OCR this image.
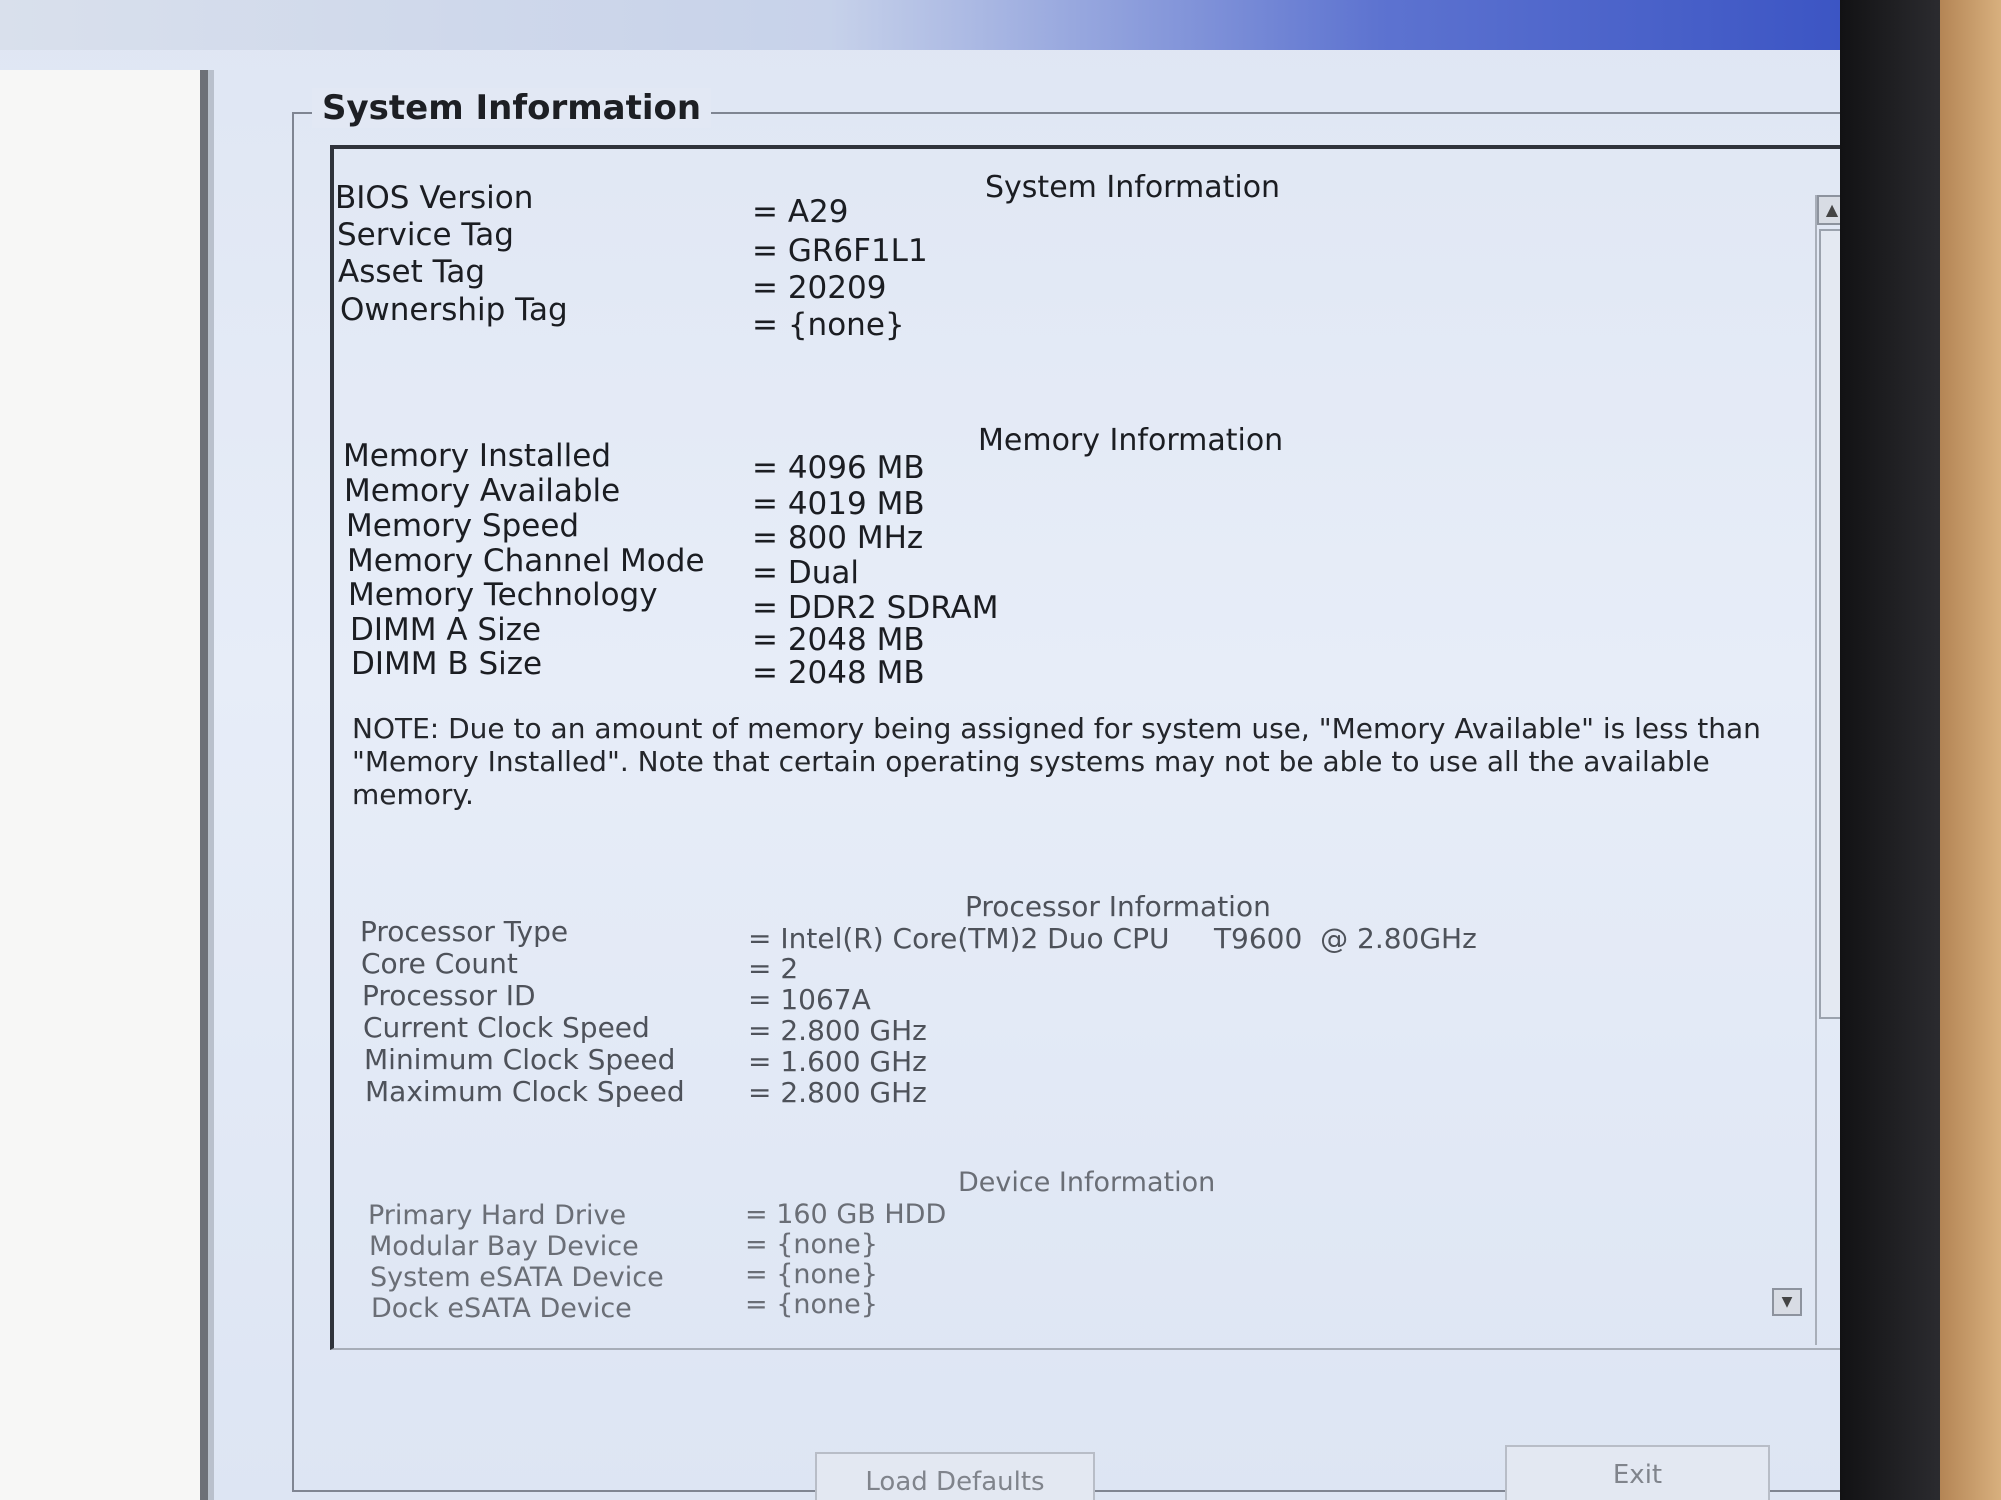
System Information
System Information
BIOS Version	= A29
Service Tag	= GR6F1L1
Asset Tag	= 20209
Ownership Tag	= {none}
Memory Information
Memory Installed	= 4096 MB
Memory Available	= 4019 MB
Memory Speed	= 800 MHz
Memory Channel Mode = Dual
Memory Technology	= DDR2 SDRAM
DIMM A Size	= 2048 MB
DIMM B Size	= 2048 MB
NOTE: Due to an amount of memory being assigned for system use, "Memory Available" is less than "Memory Installed". Note that certain operating systems may not be able to use all the available memory.
Processor Information
Processor Type	= Intel(R) Core(TM)2 Duo CPU     T9600  @ 2.80GHz
Core Count	= 2
Processor ID	= 1067A
Current Clock Speed	= 2.800 GHz
Minimum Clock Speed	= 1.600 GHz
Maximum Clock Speed = 2.800 GHz
Device Information
Primary Hard Drive	= 160 GB HDD
Modular Bay Device	= {none}
System eSATA Device	= {none}
Dock eSATA Device	= {none}
▲
▼
Load Defaults	Exit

--------------------

■ **Problem**:
From the entries above, collect every line with the string "Information" in it.

■ **Task solution**:
System Information
System Information
Memory Information
Processor Information
Device Information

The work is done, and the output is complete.